WHAT YOU SHOULD DO => In the material below, find each line holding the string "Height" and copy it.

[Figure record listings]
★ ★ ★

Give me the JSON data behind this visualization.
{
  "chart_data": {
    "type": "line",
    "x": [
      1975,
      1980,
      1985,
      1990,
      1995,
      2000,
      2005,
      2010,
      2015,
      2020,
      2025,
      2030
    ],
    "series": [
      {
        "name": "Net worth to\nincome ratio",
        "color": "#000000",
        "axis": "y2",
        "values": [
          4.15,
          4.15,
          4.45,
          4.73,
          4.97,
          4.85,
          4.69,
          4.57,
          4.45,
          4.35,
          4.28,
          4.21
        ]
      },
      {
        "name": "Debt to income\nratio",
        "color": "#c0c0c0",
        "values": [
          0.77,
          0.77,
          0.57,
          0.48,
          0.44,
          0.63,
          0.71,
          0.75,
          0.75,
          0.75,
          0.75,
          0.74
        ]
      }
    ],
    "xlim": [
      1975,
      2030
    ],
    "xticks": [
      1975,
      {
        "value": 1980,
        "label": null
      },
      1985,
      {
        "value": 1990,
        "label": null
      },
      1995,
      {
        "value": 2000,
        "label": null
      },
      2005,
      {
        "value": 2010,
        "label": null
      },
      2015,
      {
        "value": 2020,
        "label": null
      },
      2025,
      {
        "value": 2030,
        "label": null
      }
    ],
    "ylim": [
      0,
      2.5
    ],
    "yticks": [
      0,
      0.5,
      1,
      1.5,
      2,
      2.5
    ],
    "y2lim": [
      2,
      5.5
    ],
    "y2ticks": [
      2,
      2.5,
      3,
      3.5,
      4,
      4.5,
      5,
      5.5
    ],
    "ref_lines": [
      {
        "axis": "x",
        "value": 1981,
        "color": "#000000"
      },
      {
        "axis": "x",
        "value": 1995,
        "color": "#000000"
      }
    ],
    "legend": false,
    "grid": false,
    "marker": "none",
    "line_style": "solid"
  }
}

★ ★ ★

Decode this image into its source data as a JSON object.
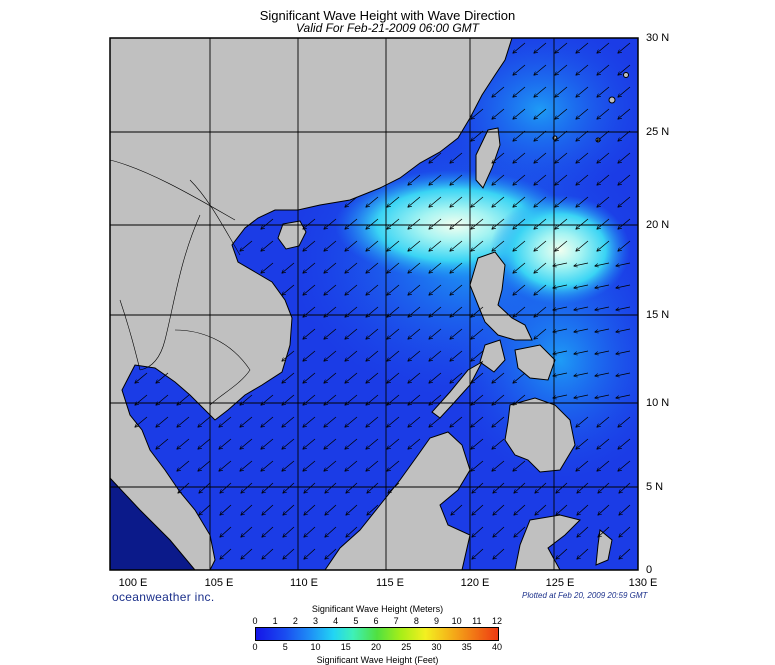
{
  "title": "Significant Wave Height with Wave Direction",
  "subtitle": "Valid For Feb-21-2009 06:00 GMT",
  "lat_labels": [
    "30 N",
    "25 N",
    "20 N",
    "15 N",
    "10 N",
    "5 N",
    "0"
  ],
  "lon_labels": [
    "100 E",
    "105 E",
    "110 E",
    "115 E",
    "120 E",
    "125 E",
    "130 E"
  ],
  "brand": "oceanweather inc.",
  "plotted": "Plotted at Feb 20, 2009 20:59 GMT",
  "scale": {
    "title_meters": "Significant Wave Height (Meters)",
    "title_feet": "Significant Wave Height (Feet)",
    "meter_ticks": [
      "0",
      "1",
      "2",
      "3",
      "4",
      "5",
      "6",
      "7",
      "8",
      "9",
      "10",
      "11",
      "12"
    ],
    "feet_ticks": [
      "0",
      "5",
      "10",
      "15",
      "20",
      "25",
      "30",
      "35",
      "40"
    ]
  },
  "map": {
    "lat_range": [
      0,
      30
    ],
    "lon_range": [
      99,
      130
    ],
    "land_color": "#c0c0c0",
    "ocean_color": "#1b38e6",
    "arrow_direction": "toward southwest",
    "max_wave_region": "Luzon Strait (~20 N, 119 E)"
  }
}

★ ★ ★

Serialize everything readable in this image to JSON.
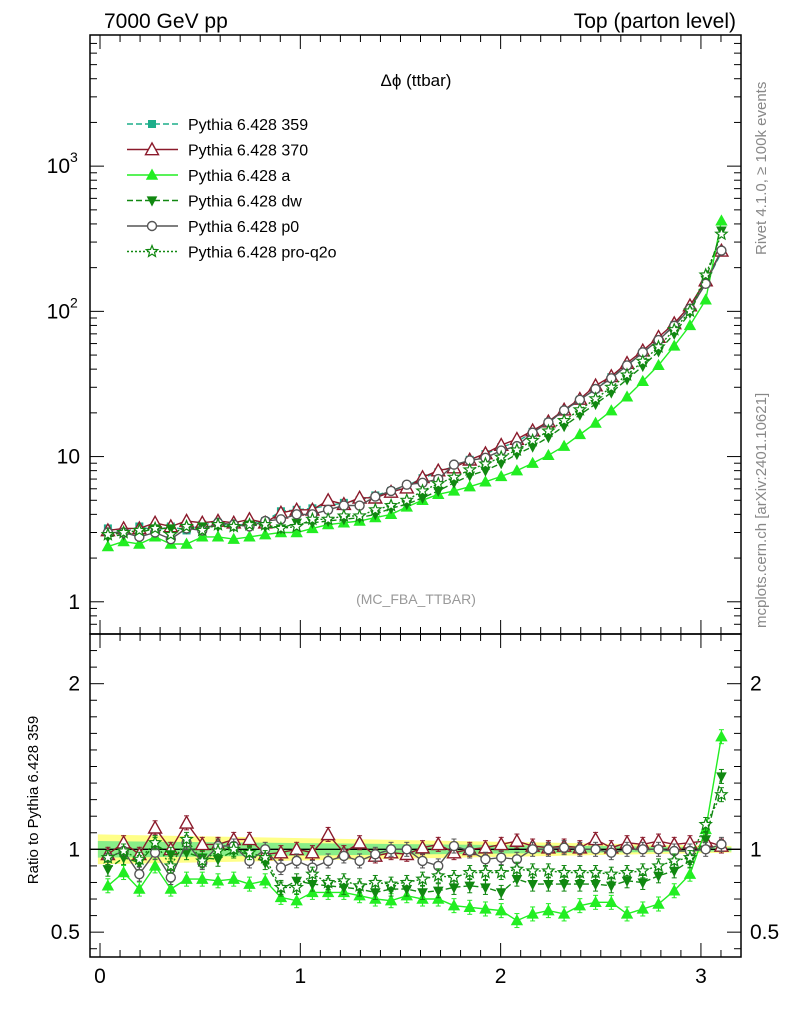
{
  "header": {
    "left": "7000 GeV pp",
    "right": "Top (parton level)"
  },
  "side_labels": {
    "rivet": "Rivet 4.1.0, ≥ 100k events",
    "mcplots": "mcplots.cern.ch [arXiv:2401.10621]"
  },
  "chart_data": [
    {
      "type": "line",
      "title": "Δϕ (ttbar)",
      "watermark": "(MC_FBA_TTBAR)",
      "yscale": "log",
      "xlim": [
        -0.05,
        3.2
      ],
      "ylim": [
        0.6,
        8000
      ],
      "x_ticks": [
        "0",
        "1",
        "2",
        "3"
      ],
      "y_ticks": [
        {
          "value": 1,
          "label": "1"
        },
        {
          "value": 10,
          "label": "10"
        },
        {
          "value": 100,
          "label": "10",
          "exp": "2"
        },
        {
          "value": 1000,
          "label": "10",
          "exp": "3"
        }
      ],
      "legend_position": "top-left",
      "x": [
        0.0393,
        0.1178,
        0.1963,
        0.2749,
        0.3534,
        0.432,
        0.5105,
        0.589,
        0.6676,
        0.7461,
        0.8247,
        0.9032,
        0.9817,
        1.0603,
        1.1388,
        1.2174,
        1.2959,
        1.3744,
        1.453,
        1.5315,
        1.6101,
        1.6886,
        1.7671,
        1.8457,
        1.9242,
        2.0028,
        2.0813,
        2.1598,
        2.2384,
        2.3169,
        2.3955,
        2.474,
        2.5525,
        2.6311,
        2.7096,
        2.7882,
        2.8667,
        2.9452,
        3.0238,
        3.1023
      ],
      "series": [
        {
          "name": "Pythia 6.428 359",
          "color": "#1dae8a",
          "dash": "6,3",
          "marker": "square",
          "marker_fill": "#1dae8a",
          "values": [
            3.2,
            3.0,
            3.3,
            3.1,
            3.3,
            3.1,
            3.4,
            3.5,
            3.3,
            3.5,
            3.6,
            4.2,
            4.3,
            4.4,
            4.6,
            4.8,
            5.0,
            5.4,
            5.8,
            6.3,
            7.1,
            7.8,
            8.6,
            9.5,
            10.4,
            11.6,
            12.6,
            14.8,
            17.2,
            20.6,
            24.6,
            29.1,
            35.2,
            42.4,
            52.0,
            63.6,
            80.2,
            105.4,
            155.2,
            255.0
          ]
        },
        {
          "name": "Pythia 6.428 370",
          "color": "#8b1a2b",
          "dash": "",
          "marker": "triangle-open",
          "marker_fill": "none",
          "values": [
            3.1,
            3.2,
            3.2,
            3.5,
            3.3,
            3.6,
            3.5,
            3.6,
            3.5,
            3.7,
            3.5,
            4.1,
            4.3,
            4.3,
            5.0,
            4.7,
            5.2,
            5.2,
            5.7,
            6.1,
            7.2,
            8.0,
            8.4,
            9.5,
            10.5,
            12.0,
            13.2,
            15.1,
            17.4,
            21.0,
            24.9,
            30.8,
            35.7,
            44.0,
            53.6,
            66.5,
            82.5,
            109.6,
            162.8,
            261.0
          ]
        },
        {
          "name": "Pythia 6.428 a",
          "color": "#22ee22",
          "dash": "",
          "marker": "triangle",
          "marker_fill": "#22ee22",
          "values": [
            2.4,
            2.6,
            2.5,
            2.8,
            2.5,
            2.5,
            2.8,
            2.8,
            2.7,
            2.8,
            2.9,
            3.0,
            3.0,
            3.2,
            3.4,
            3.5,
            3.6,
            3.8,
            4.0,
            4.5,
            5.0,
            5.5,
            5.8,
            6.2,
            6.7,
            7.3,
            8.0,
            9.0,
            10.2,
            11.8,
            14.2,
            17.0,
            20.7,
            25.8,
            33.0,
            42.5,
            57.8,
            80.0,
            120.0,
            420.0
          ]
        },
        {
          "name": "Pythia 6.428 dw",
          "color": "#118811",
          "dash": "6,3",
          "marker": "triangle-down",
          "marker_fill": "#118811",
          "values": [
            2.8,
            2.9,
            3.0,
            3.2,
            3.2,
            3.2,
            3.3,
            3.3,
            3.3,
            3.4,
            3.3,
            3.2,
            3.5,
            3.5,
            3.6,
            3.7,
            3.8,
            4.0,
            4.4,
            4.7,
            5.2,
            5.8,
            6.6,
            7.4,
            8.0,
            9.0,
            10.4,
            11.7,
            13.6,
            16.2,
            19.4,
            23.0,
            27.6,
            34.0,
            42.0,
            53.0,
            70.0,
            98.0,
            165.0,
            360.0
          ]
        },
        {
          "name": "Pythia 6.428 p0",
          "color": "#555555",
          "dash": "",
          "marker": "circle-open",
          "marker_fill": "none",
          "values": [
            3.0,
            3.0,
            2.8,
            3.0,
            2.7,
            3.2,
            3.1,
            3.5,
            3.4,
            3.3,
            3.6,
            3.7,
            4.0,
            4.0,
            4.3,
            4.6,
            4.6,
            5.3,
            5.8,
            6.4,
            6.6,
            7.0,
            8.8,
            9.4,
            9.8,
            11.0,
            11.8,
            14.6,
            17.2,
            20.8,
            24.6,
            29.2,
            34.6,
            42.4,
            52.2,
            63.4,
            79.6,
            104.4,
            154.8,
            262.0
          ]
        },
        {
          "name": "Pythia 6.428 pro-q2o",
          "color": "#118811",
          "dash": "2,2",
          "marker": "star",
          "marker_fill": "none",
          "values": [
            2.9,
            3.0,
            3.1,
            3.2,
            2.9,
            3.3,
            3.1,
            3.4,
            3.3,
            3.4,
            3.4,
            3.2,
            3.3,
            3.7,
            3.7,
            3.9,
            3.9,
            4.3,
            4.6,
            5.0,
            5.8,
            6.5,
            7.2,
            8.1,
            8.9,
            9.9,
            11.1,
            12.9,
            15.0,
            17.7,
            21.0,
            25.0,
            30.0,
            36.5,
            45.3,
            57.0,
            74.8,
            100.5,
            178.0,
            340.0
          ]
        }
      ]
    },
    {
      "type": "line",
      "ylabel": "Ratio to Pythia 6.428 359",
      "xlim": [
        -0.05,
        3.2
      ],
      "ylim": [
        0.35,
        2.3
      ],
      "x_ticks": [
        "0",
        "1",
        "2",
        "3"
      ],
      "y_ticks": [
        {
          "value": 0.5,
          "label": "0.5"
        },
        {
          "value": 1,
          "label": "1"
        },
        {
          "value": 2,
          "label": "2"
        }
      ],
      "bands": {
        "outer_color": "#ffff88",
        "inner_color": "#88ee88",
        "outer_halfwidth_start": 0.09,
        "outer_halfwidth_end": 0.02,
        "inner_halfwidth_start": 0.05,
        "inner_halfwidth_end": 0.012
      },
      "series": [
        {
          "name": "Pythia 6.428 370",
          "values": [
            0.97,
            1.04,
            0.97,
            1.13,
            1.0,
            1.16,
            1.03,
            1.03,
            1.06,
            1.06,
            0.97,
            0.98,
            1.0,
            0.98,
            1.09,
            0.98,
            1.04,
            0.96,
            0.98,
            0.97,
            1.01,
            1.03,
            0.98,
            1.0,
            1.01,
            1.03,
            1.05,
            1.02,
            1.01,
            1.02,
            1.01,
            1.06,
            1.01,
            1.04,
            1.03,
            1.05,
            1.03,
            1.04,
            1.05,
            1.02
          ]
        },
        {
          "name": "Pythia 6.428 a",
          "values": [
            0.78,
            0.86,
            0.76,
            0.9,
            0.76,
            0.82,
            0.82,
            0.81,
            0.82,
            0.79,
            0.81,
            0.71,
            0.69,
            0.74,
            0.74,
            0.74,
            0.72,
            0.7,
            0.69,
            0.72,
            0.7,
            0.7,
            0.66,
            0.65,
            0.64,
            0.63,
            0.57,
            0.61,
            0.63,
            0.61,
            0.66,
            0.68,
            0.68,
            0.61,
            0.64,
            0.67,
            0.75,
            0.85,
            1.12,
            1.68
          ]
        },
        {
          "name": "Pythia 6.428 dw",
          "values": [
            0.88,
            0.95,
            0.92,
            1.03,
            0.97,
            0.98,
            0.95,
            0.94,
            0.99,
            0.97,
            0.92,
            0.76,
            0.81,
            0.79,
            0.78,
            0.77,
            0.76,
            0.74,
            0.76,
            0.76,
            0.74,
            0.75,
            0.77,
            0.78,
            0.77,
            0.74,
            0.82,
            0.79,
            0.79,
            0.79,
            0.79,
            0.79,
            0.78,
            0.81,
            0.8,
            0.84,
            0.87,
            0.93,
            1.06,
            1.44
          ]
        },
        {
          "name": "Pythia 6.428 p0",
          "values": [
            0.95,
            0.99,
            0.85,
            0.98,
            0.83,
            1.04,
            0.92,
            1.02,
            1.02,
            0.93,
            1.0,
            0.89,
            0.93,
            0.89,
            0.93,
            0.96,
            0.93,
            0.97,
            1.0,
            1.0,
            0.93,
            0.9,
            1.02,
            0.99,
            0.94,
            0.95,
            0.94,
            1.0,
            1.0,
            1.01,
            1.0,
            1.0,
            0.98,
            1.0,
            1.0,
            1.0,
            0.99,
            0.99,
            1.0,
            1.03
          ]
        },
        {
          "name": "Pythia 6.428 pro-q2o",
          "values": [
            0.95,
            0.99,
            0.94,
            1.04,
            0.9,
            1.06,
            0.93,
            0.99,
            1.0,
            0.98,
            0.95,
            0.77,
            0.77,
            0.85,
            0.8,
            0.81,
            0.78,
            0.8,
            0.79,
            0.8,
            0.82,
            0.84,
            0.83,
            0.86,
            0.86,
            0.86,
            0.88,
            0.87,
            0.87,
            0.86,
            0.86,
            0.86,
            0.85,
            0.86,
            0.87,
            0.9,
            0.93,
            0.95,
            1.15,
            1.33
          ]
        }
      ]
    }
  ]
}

★ ★ ★

OUTPUT FOR THIS EXERCISE =>
  "title": "Significant Wave Height with Wave Direction",
    "title_meters": "Significant Wave Height (Meters)",
    "title_feet": "Significant Wave Height (Feet)",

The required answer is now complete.